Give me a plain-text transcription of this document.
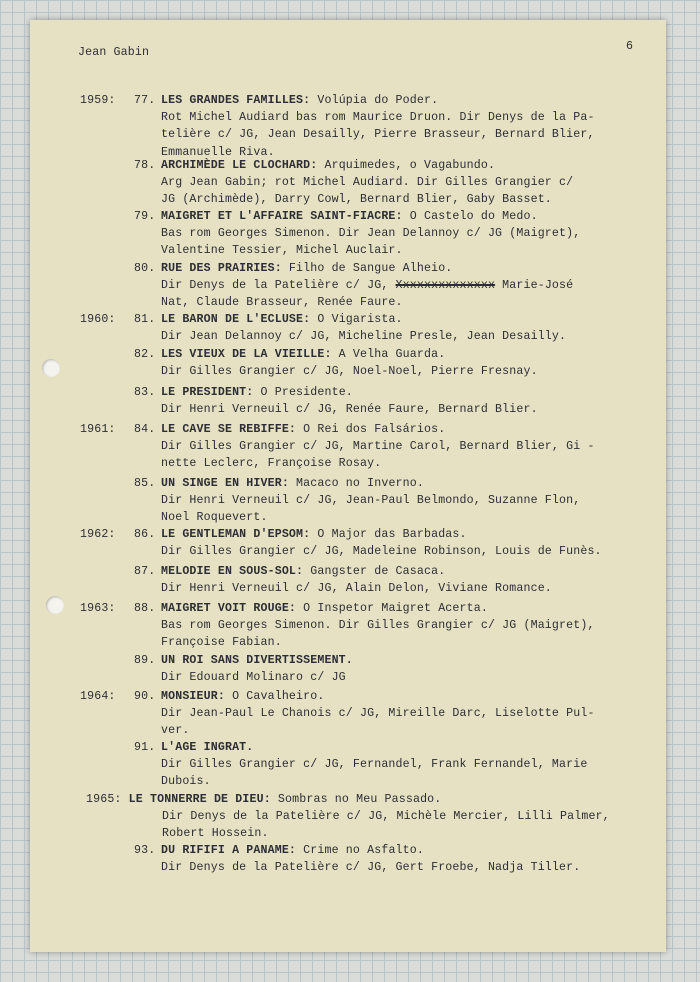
Jean Gabin	6
1959: 77. LES GRANDES FAMILLES: Volúpia do Poder.
Rot Michel Audiard bas rom Maurice Druon. Dir Denys de la Pa-
telière c/ JG, Jean Desailly, Pierre Brasseur, Bernard Blier,
Emmanuelle Riva.
78. ARCHIMÈDE LE CLOCHARD: Arquimedes, o Vagabundo.
Arg Jean Gabin; rot Michel Audiard. Dir Gilles Grangier c/
JG (Archimède), Darry Cowl, Bernard Blier, Gaby Basset.
79. MAIGRET ET L'AFFAIRE SAINT-FIACRE: O Castelo do Medo.
Bas rom Georges Simenon. Dir Jean Delannoy c/ JG (Maigret),
Valentine Tessier, Michel Auclair.
80. RUE DES PRAIRIES: Filho de Sangue Alheio.
Dir Denys de la Patelière c/ JG, Xxxxxxxxxxxxxx Marie-José
Nat, Claude Brasseur, Renée Faure.
1960: 81. LE BARON DE L'ECLUSE: O Vigarista.
Dir Jean Delannoy c/ JG, Micheline Presle, Jean Desailly.
82. LES VIEUX DE LA VIEILLE: A Velha Guarda.
Dir Gilles Grangier c/ JG, Noel-Noel, Pierre Fresnay.
83. LE PRESIDENT: O Presidente.
Dir Henri Verneuil c/ JG, Renée Faure, Bernard Blier.
1961: 84. LE CAVE SE REBIFFE: O Rei dos Falsários.
Dir Gilles Grangier c/ JG, Martine Carol, Bernard Blier, Gi -
nette Leclerc, Françoise Rosay.
85. UN SINGE EN HIVER: Macaco no Inverno.
Dir Henri Verneuil c/ JG, Jean-Paul Belmondo, Suzanne Flon,
Noel Roquevert.
1962: 86. LE GENTLEMAN D'EPSOM: O Major das Barbadas.
Dir Gilles Grangier c/ JG, Madeleine Robinson, Louis de Funès.
87. MELODIE EN SOUS-SOL: Gangster de Casaca.
Dir Henri Verneuil c/ JG, Alain Delon, Viviane Romance.
1963: 88. MAIGRET VOIT ROUGE: O Inspetor Maigret Acerta.
Bas rom Georges Simenon. Dir Gilles Grangier c/ JG (Maigret),
Françoise Fabian.
89. UN ROI SANS DIVERTISSEMENT.
Dir Edouard Molinaro c/ JG
1964: 90. MONSIEUR: O Cavalheiro.
Dir Jean-Paul Le Chanois c/ JG, Mireille Darc, Liselotte Pul-
ver.
91. L'AGE INGRAT.
Dir Gilles Grangier c/ JG, Fernandel, Frank Fernandel, Marie
Dubois.
1965: LE TONNERRE DE DIEU: Sombras no Meu Passado.
Dir Denys de la Patelière c/ JG, Michèle Mercier, Lilli Palmer,
Robert Hossein.
93. DU RIFIFI A PANAME: Crime no Asfalto.
Dir Denys de la Patelière c/ JG, Gert Froebe, Nadja Tiller.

● ● ●

_Required task_.
From the listing above, print every entry precisely and drop the pictures.

_Response to the exercise_.
Give me a plain-text transcription of this document.
Jean Gabin	6
1959: 77. LES GRANDES FAMILLES: Volúpia do Poder.
Rot Michel Audiard bas rom Maurice Druon. Dir Denys de la Pa-
telière c/ JG, Jean Desailly, Pierre Brasseur, Bernard Blier,
Emmanuelle Riva.
78. ARCHIMÈDE LE CLOCHARD: Arquimedes, o Vagabundo.
Arg Jean Gabin; rot Michel Audiard. Dir Gilles Grangier c/
JG (Archimède), Darry Cowl, Bernard Blier, Gaby Basset.
79. MAIGRET ET L'AFFAIRE SAINT-FIACRE: O Castelo do Medo.
Bas rom Georges Simenon. Dir Jean Delannoy c/ JG (Maigret),
Valentine Tessier, Michel Auclair.
80. RUE DES PRAIRIES: Filho de Sangue Alheio.
Dir Denys de la Patelière c/ JG, Xxxxxxxxxxxxxx Marie-José
Nat, Claude Brasseur, Renée Faure.
1960: 81. LE BARON DE L'ECLUSE: O Vigarista.
Dir Jean Delannoy c/ JG, Micheline Presle, Jean Desailly.
82. LES VIEUX DE LA VIEILLE: A Velha Guarda.
Dir Gilles Grangier c/ JG, Noel-Noel, Pierre Fresnay.
83. LE PRESIDENT: O Presidente.
Dir Henri Verneuil c/ JG, Renée Faure, Bernard Blier.
1961: 84. LE CAVE SE REBIFFE: O Rei dos Falsários.
Dir Gilles Grangier c/ JG, Martine Carol, Bernard Blier, Gi -
nette Leclerc, Françoise Rosay.
85. UN SINGE EN HIVER: Macaco no Inverno.
Dir Henri Verneuil c/ JG, Jean-Paul Belmondo, Suzanne Flon,
Noel Roquevert.
1962: 86. LE GENTLEMAN D'EPSOM: O Major das Barbadas.
Dir Gilles Grangier c/ JG, Madeleine Robinson, Louis de Funès.
87. MELODIE EN SOUS-SOL: Gangster de Casaca.
Dir Henri Verneuil c/ JG, Alain Delon, Viviane Romance.
1963: 88. MAIGRET VOIT ROUGE: O Inspetor Maigret Acerta.
Bas rom Georges Simenon. Dir Gilles Grangier c/ JG (Maigret),
Françoise Fabian.
89. UN ROI SANS DIVERTISSEMENT.
Dir Edouard Molinaro c/ JG
1964: 90. MONSIEUR: O Cavalheiro.
Dir Jean-Paul Le Chanois c/ JG, Mireille Darc, Liselotte Pul-
ver.
91. L'AGE INGRAT.
Dir Gilles Grangier c/ JG, Fernandel, Frank Fernandel, Marie
Dubois.
1965: LE TONNERRE DE DIEU: Sombras no Meu Passado.
Dir Denys de la Patelière c/ JG, Michèle Mercier, Lilli Palmer,
Robert Hossein.
93. DU RIFIFI A PANAME: Crime no Asfalto.
Dir Denys de la Patelière c/ JG, Gert Froebe, Nadja Tiller.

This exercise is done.